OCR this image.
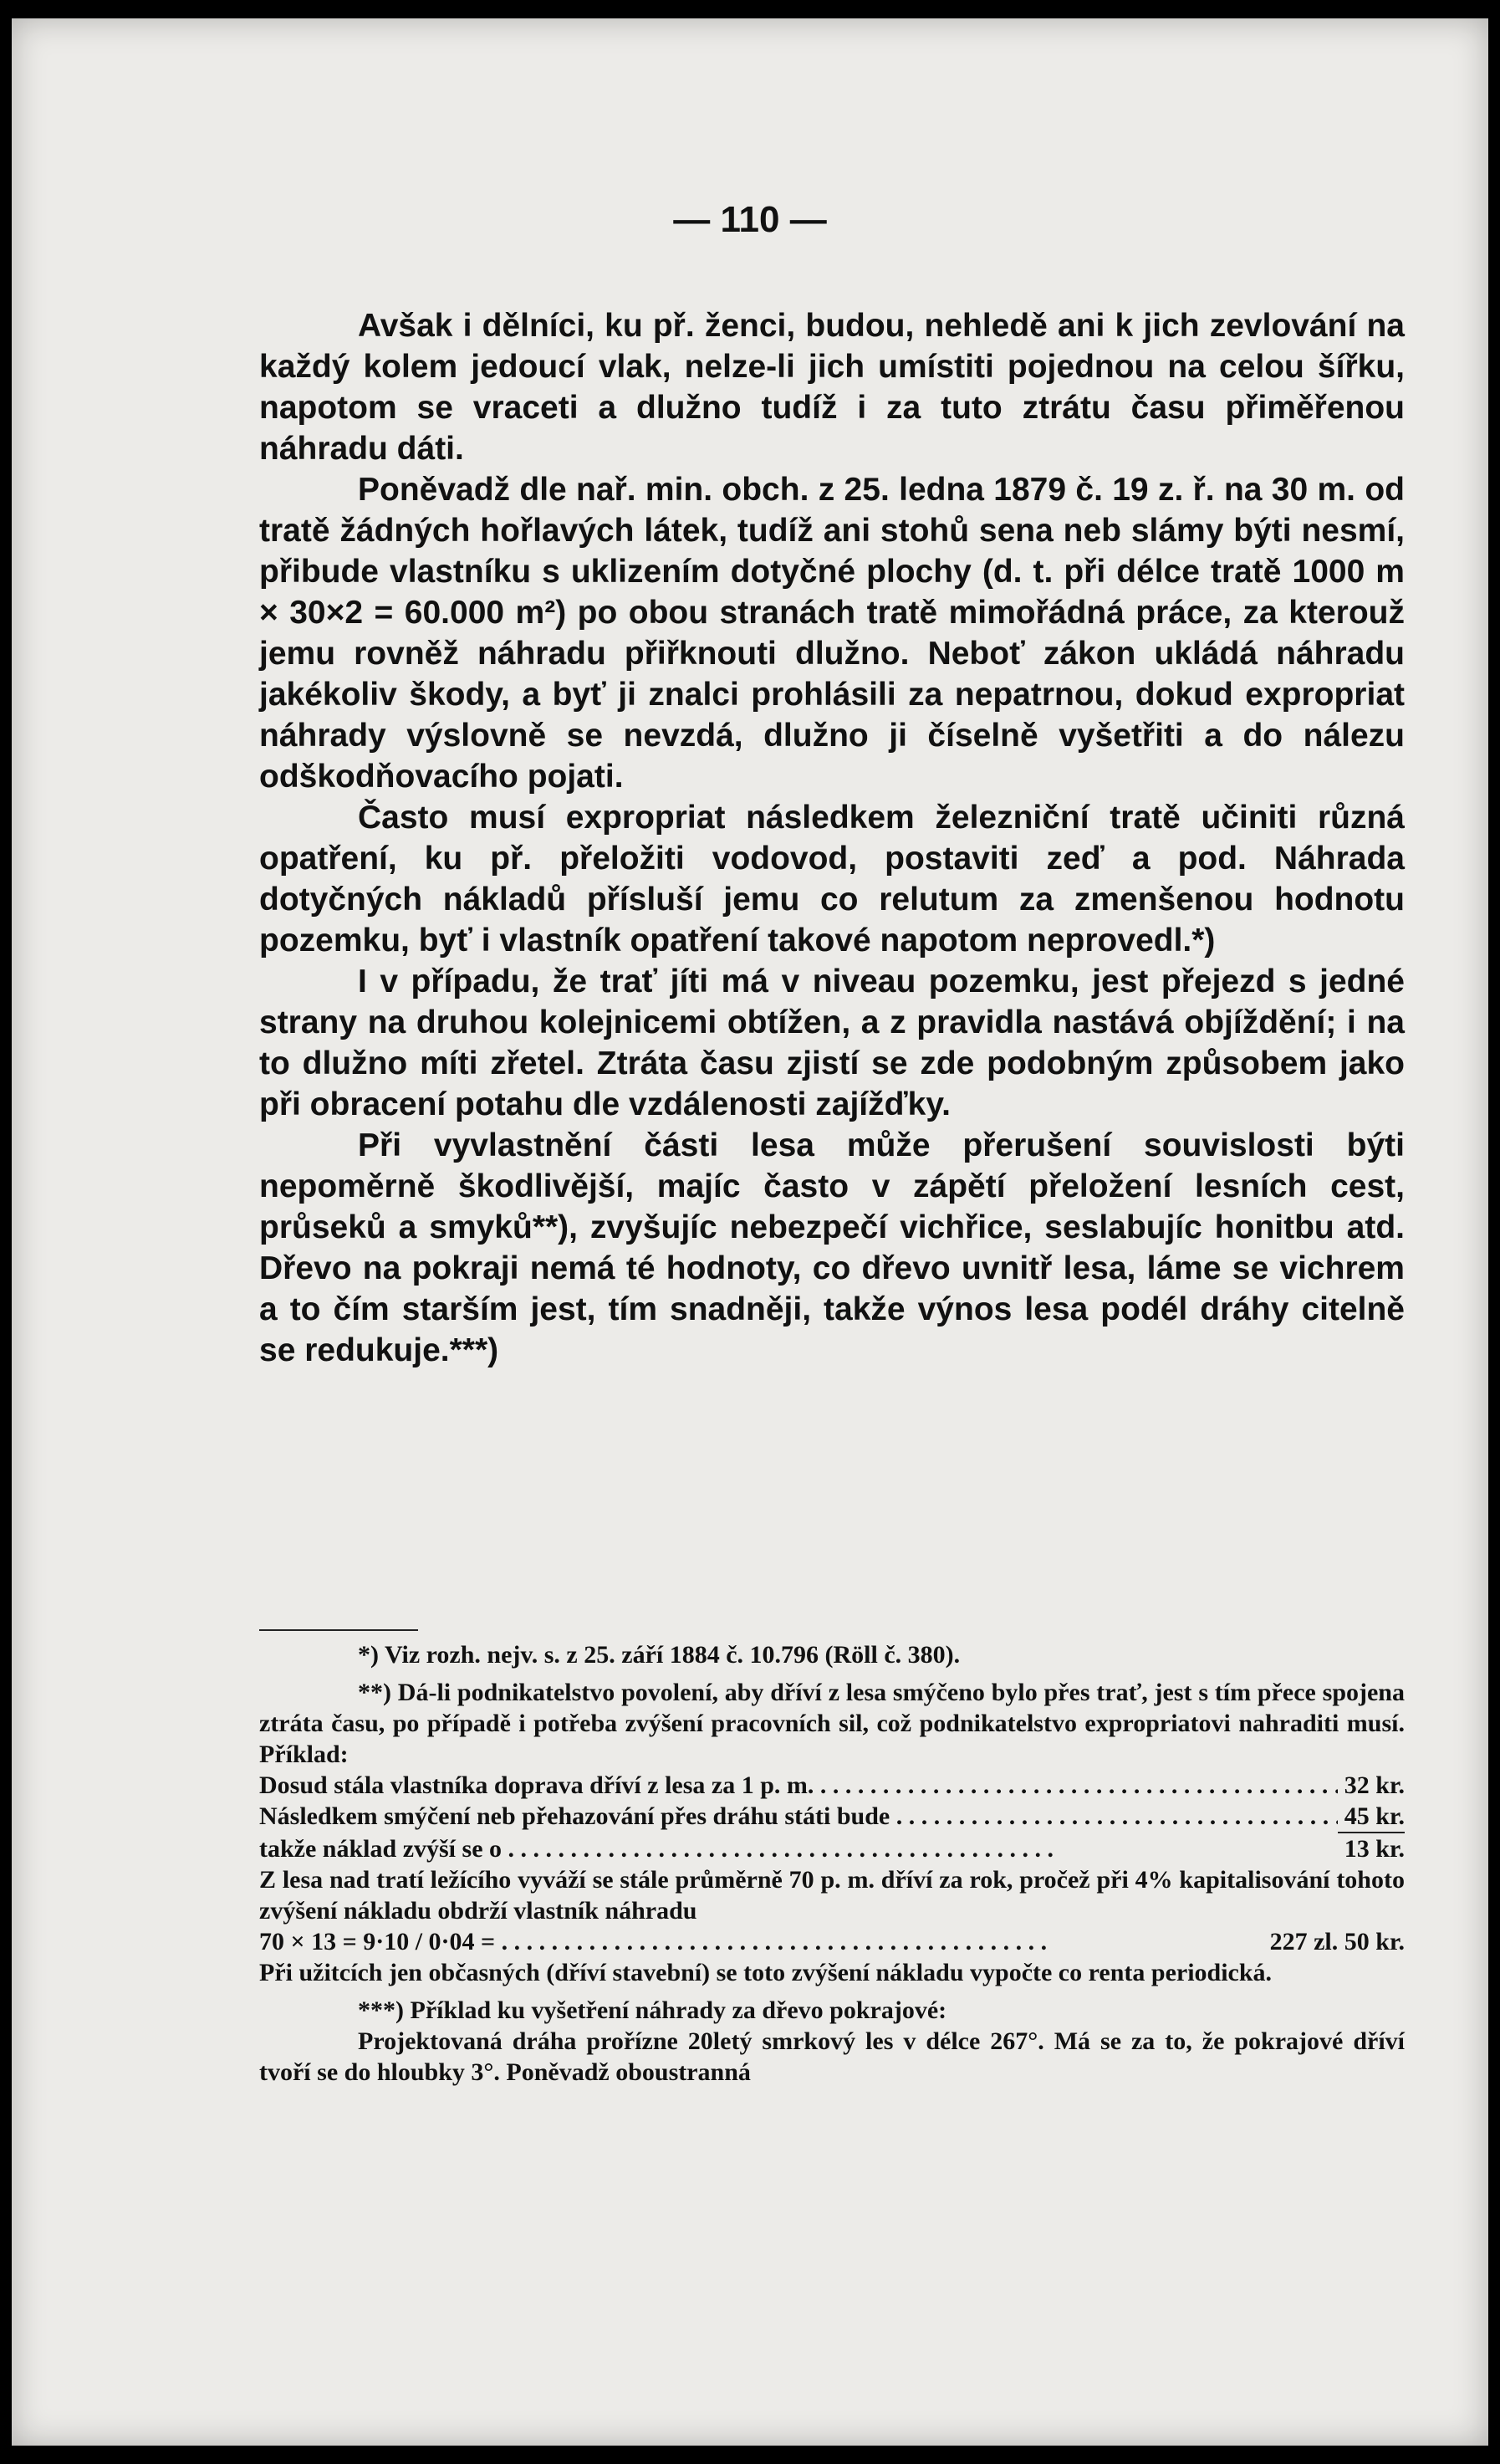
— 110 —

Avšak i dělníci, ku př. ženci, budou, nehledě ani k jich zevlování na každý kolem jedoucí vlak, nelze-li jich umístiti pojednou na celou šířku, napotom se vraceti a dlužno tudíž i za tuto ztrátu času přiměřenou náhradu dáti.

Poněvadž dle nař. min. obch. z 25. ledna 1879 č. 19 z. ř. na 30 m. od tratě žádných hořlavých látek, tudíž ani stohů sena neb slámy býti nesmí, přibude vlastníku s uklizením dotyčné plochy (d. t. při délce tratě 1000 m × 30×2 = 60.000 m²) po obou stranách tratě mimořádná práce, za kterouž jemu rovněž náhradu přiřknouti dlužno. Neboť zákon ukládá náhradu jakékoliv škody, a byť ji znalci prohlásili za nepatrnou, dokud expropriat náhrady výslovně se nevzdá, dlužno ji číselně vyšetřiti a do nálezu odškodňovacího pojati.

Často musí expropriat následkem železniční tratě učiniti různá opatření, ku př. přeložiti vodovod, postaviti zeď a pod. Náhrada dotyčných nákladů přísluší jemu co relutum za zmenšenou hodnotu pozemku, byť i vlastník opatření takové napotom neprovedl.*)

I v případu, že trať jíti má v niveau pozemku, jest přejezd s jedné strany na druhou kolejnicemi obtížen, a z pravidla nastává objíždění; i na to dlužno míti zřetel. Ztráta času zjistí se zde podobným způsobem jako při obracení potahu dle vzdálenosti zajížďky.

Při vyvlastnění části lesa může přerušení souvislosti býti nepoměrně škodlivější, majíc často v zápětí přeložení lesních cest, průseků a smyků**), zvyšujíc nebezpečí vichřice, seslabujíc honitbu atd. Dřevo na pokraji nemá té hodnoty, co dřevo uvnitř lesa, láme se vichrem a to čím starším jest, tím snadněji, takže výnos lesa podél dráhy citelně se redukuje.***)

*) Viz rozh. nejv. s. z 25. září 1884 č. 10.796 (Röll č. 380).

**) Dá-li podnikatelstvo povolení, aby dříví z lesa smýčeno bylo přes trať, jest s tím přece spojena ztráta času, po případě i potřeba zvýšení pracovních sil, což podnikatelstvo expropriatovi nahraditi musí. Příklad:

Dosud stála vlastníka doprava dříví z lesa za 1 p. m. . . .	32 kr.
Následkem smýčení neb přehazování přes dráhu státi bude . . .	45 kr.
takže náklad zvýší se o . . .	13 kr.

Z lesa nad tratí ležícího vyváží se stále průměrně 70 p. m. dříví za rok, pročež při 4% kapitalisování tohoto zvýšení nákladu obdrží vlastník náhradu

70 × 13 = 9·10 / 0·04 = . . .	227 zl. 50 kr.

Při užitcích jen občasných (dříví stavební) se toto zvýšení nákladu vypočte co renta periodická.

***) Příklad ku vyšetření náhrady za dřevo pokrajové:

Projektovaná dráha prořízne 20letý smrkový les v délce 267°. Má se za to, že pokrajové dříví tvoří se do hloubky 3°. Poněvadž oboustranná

==================================================

REQUIREMENTS:
Reproduce every entry word for word, but skip any pictures.

TASK RESULT:
OCR this image.
— 110 —

Avšak i dělníci, ku př. ženci, budou, nehledě ani k jich zevlování na každý kolem jedoucí vlak, nelze-li jich umístiti pojednou na celou šířku, napotom se vraceti a dlužno tudíž i za tuto ztrátu času přiměřenou náhradu dáti.

Poněvadž dle nař. min. obch. z 25. ledna 1879 č. 19 z. ř. na 30 m. od tratě žádných hořlavých látek, tudíž ani stohů sena neb slámy býti nesmí, přibude vlastníku s uklizením dotyčné plochy (d. t. při délce tratě 1000 m × 30×2 = 60.000 m²) po obou stranách tratě mimořádná práce, za kterouž jemu rovněž náhradu přiřknouti dlužno. Neboť zákon ukládá náhradu jakékoliv škody, a byť ji znalci prohlásili za nepatrnou, dokud expropriat náhrady výslovně se nevzdá, dlužno ji číselně vyšetřiti a do nálezu odškodňovacího pojati.

Často musí expropriat následkem železniční tratě učiniti různá opatření, ku př. přeložiti vodovod, postaviti zeď a pod. Náhrada dotyčných nákladů přísluší jemu co relutum za zmenšenou hodnotu pozemku, byť i vlastník opatření takové napotom neprovedl.*)

I v případu, že trať jíti má v niveau pozemku, jest přejezd s jedné strany na druhou kolejnicemi obtížen, a z pravidla nastává objíždění; i na to dlužno míti zřetel. Ztráta času zjistí se zde podobným způsobem jako při obracení potahu dle vzdálenosti zajížďky.

Při vyvlastnění části lesa může přerušení souvislosti býti nepoměrně škodlivější, majíc často v zápětí přeložení lesních cest, průseků a smyků**), zvyšujíc nebezpečí vichřice, seslabujíc honitbu atd. Dřevo na pokraji nemá té hodnoty, co dřevo uvnitř lesa, láme se vichrem a to čím starším jest, tím snadněji, takže výnos lesa podél dráhy citelně se redukuje.***)

*) Viz rozh. nejv. s. z 25. září 1884 č. 10.796 (Röll č. 380).

**) Dá-li podnikatelstvo povolení, aby dříví z lesa smýčeno bylo přes trať, jest s tím přece spojena ztráta času, po případě i potřeba zvýšení pracovních sil, což podnikatelstvo expropriatovi nahraditi musí. Příklad:

Dosud stála vlastníka doprava dříví z lesa za 1 p. m. . . .	32 kr.
Následkem smýčení neb přehazování přes dráhu státi bude . . .	45 kr.
takže náklad zvýší se o . . .	13 kr.

Z lesa nad tratí ležícího vyváží se stále průměrně 70 p. m. dříví za rok, pročež při 4% kapitalisování tohoto zvýšení nákladu obdrží vlastník náhradu

70 × 13 = 9·10 / 0·04 = . . .	227 zl. 50 kr.

Při užitcích jen občasných (dříví stavební) se toto zvýšení nákladu vypočte co renta periodická.

***) Příklad ku vyšetření náhrady za dřevo pokrajové:

Projektovaná dráha prořízne 20letý smrkový les v délce 267°. Má se za to, že pokrajové dříví tvoří se do hloubky 3°. Poněvadž oboustranná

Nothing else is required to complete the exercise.